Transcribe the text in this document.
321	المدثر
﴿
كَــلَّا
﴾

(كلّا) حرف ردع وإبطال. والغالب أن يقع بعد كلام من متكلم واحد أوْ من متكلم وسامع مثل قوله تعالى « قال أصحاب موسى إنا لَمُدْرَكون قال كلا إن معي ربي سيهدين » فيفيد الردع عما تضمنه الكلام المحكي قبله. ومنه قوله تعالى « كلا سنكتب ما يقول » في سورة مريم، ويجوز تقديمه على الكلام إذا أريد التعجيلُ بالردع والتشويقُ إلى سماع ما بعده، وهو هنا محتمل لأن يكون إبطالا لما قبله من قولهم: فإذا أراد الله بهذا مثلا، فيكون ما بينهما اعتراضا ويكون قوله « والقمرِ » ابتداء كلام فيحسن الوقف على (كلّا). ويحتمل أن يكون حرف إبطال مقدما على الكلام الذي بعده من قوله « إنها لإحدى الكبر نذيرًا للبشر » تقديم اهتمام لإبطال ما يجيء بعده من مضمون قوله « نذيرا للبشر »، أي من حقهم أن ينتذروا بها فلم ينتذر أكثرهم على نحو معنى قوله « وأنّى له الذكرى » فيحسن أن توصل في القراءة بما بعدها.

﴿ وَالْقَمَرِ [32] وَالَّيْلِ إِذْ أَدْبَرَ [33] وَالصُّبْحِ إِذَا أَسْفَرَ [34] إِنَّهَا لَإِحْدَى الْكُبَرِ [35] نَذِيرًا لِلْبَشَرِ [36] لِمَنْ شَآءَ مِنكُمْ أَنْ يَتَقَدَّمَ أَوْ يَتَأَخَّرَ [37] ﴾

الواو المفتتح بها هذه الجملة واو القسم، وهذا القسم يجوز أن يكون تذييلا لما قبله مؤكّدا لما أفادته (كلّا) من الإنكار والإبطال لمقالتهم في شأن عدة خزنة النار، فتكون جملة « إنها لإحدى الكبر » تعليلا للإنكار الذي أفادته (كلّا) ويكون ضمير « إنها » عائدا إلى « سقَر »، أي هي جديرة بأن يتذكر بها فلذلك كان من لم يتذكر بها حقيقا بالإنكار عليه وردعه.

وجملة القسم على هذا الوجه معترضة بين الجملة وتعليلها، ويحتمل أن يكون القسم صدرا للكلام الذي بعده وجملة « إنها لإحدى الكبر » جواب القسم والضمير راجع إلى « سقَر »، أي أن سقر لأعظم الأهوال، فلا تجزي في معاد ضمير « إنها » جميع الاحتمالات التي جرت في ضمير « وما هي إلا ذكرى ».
•••••
From the entries above, copy every line that holds the word "ضمير".

→ FINAL RESULT
الواو المفتتح بها هذه الجملة واو القسم، وهذا القسم يجوز أن يكون تذييلا لما قبله مؤكّدا لما أفادته (كلّا) من الإنكار والإبطال لمقالتهم في شأن عدة خزنة النار، فتكون جملة « إنها لإحدى الكبر » تعليلا للإنكار الذي أفادته (كلّا) ويكون ضمير « إنها » عائدا إلى « سقَر »، أي هي جديرة بأن يتذكر بها فلذلك كان من لم يتذكر بها حقيقا بالإنكار عليه وردعه.
وجملة القسم على هذا الوجه معترضة بين الجملة وتعليلها، ويحتمل أن يكون القسم صدرا للكلام الذي بعده وجملة « إنها لإحدى الكبر » جواب القسم والضمير راجع إلى « سقَر »، أي أن سقر لأعظم الأهوال، فلا تجزي في معاد ضمير « إنها » جميع الاحتمالات التي جرت في ضمير « وما هي إلا ذكرى ».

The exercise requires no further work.